##### 文本节选 #####

FlashInfer 深度解析

本文档深入分析 vLLM 中 FlashInfer 的实现原理、双路径注意力系统和优化技术。

FlashInfer 概述

什么是 FlashInfer？

FlashInfer 是一个高性能的注意力计算库，专为 LLM 推理优化。它的核心特点包括：

原生 GQA 优化：针对 Grouped-Query Attention 的高效实现
PagedKVCache 支持：与 vLLM 的分页 KV Cache 无缝集成
双路径系统：支持原生 FlashInfer 和 TRTLLM 两种计算路径
广泛硬件支持：从 SM 7.5 到 SM 12.1 (Blackwell)
量化支持：FP8 KV Cache 和 FP4 输出量化

在 vLLM 中的角色

FlashInfer 作为 vLLM V1 的核心 Attention Backend 之一，特别适用于：

Blackwell 架构 GPU（B100, B200）
GQA 模型（Llama-3, Qwen 等）
需要高吞吐量的生产环境

FlashInfer 架构

架构设计

类结构概览

vLLM 中的 FlashInfer 实现由以下核心类组成：

vllm/v1/attention/backends/flashinfer.py
├── FlashInferBackend          # 后端定义类
├── FlashInferMetadata         # 注意力元数据
├── FlashInferMetadataBuilder  # 元数据构建器
├── FlashInferImpl             # 注意力实现
│
├── FIPrefill                  # 原生 FlashInfer Prefill
├── FIDecode                   # 原生 FlashInfer Decode
├── TRTLLMPrefill              # TRTLLM Prefill
├── TRTLLMDecode               # TRTLLM Decode
│
└── BatchDCPPrefillWrapper     # DCP 分布式 Prefill

FlashInferBackend

FlashInferBackend 定义了 FlashInfer 后端的能力和配置：

class FlashInferBackend(AttentionBackend):
    accept_output_buffer: bool = True
    supported_dtypes: ClassVar[list[torch.dtype]] = [torch.float16, torch.bfloat16]
    supported_kv_cache_dtypes: ClassVar[list[CacheDType]] = [
        "auto", "bfloat16", "fp8", "fp8_e4m3", "fp8_e5m2",
    ]

    @staticmethod
    def get_supported_kernel_block_sizes() -> list[int | MultipleOf]:
        return [16, 32, 64]  # 固定块大小
    
    @staticmethod
    def get_name() -> str:
        return "FLASHINFER"

##### 所供资料 #####

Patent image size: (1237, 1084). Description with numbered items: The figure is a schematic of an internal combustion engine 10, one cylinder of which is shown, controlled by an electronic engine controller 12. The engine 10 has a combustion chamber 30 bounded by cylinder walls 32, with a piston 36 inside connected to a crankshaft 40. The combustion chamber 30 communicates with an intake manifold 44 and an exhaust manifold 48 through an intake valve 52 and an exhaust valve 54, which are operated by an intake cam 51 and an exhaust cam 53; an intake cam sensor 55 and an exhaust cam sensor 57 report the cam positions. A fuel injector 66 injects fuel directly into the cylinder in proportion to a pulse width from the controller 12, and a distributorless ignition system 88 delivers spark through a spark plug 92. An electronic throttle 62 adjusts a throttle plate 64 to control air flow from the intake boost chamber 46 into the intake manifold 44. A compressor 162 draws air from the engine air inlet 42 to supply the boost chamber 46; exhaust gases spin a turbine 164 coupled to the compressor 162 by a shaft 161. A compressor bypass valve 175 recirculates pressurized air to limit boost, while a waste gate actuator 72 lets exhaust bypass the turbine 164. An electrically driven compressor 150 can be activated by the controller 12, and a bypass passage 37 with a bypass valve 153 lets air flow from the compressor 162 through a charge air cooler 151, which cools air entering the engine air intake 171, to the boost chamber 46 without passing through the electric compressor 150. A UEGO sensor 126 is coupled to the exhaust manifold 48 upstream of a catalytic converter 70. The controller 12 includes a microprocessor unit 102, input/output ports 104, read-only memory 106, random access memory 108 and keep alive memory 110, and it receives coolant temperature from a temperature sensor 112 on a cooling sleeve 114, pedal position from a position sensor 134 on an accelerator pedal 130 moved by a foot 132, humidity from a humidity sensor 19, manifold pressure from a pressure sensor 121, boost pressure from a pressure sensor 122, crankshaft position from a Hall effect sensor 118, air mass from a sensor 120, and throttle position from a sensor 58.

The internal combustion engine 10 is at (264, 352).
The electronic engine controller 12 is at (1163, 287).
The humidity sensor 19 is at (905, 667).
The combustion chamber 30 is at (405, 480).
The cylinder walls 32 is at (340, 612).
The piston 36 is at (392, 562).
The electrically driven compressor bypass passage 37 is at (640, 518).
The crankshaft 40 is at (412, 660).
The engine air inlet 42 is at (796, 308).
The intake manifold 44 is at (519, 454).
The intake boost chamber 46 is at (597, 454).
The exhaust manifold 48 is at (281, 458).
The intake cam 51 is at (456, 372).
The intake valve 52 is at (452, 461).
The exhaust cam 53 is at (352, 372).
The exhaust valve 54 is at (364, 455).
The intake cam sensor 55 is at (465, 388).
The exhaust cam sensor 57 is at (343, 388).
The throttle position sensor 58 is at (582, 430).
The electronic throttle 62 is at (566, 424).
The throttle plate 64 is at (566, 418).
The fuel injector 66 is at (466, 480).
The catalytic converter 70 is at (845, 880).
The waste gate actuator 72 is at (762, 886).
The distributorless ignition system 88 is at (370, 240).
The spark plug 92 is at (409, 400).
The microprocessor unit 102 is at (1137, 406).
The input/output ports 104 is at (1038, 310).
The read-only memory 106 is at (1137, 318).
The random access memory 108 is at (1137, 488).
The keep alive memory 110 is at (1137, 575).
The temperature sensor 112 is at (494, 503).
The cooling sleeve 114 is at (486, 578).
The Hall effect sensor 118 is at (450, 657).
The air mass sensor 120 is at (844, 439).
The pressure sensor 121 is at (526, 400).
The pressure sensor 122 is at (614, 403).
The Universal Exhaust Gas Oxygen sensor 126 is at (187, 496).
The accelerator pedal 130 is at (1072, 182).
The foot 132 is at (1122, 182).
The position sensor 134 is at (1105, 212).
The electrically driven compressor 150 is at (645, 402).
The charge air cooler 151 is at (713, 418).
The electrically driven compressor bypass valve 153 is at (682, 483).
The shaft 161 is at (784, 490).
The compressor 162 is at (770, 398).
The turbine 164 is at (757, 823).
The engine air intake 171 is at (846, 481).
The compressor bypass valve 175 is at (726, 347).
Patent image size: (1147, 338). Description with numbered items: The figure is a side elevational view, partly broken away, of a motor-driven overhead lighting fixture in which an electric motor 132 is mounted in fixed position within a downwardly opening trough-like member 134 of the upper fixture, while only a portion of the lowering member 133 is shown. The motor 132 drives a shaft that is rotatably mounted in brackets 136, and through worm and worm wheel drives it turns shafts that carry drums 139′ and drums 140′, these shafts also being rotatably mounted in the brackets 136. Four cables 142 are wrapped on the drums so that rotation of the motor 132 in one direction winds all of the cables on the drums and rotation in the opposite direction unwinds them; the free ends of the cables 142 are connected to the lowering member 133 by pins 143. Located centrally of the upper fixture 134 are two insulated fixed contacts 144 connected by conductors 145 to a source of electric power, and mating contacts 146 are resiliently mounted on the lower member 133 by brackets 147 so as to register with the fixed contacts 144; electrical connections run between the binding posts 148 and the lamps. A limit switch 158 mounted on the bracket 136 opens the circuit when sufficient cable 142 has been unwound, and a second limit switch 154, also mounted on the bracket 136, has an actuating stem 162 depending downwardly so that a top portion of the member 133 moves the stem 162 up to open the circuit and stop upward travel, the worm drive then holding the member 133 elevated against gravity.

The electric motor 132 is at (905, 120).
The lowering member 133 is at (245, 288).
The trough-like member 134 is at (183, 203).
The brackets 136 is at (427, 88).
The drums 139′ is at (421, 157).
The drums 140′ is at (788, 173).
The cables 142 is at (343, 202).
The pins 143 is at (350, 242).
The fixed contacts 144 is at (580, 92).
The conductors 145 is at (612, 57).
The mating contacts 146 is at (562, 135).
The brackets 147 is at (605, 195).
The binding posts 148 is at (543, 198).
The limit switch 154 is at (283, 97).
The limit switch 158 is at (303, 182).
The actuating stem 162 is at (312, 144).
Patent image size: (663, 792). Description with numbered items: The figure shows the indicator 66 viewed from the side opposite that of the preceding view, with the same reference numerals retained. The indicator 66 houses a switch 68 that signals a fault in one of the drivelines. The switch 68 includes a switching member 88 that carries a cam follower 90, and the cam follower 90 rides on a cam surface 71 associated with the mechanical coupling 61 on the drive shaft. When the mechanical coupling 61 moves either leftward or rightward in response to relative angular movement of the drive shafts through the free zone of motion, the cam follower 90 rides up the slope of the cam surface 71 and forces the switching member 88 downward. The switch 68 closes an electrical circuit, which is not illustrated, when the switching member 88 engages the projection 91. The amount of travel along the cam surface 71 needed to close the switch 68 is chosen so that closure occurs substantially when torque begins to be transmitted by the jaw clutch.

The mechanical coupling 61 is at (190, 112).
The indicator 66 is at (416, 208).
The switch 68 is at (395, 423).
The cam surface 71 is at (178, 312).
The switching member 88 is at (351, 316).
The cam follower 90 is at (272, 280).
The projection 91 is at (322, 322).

#####

任务列表:
1. 根据这篇 FlashInfer 解析文本，FlashInferBackend 的 get_supported_kernel_block_sizes 方法返回哪几种块大小？
2. 请从这篇 FlashInfer 解析文本的末尾起，接着续写。

任务答案:
1. 16、32 和 64。

2.
    
    @classmethod
    def supports_compute_capability(cls, capability: DeviceCapability) -> bool:
        # 支持 SM 7.5 到 SM 12.1
        return capability >= DeviceCapability(7, 5) and capability <= DeviceCapability(12, 1)

关键特性：

| 特性 | 值 | |------|-----| | 支持的块大小 | 16, 32, 64 | | 最低计算能力 | SM 7.5 (Turing) | | 最高计算能力 | SM 12.1 (Blackwell) | | KV Cache 形状 | [num_blocks, 2, block_size, num_kv_heads, head_size] | | 支持的头部尺寸 | 64, 128, 256 |

FlashInferMetadata

FlashInferMetadata 存储执行 FlashInfer 所需的元数据：

@dataclass
class FlashInferMetadata:
    num_actual_tokens: int      # 实际 token 数量（不含 padding）
    slot_mapping: torch.Tensor  # KV Cache 槽位映射
    q_data_type: torch.dtype    # Query 数据类型
    
    # Prefill/Decode 分离
    num_decodes: int
    num_decode_tokens: int
    num_prefills: int
    num_prefill_tokens: int
    
    # 双路径支持
    prefill: FIPrefill | TRTLLMPrefill | None
    decode: FIDecode | TRTLLMDecode | None
    
    # Cascade Attention
    use_cascade: bool
    cascade_wrapper: MultiLevelCascadeAttentionWrapper | None

FlashInferMetadataBuilder

FlashInferMetadataBuilder 负责构建元数据和管理 wrapper：

class FlashInferMetadataBuilder(AttentionMetadataBuilder[FlashInferMetadata]):
    reorder_batch_threshold: int = 1
    
    def __init__(self, kv_cache_spec, layer_names, vllm_config, device):
        # 初始化 workspace buffer
        self._workspace_buffer = None
        self._prefill_wrapper = None
        self._decode_wrapper = None
        
        # 全局超参数
        self.num_qo_heads = model_config.get_num_attention_heads()
        self.num_kv_heads = kv_cache_spec.num_kv_heads
        self.head_dim = kv_cache_spec.head_size
        self.page_size = kv_cache_spec.block_size
        
        # TRTLLM 支持检测
        self.use_trtllm_decode_attention = can_use_trtllm_attention(...)
    
    def build(self, common_prefix_len, common_attn_metadata, fast_build=False):
        # 1. 分离 Decode 和 Prefill
        num_decodes, num_prefills, num_decode_tokens, num_prefill_tokens = \
            split_decodes_and_prefills(common_attn_metadata)
        
        # 2. 决定使用哪种路径
        prefill_use_trtllm = use_trtllm_attention(...)
        decode_use_trtllm = self.use_trtllm_decode_attention
        
        # 3. 构建并返回元数据
        return FlashInferMetadata(...)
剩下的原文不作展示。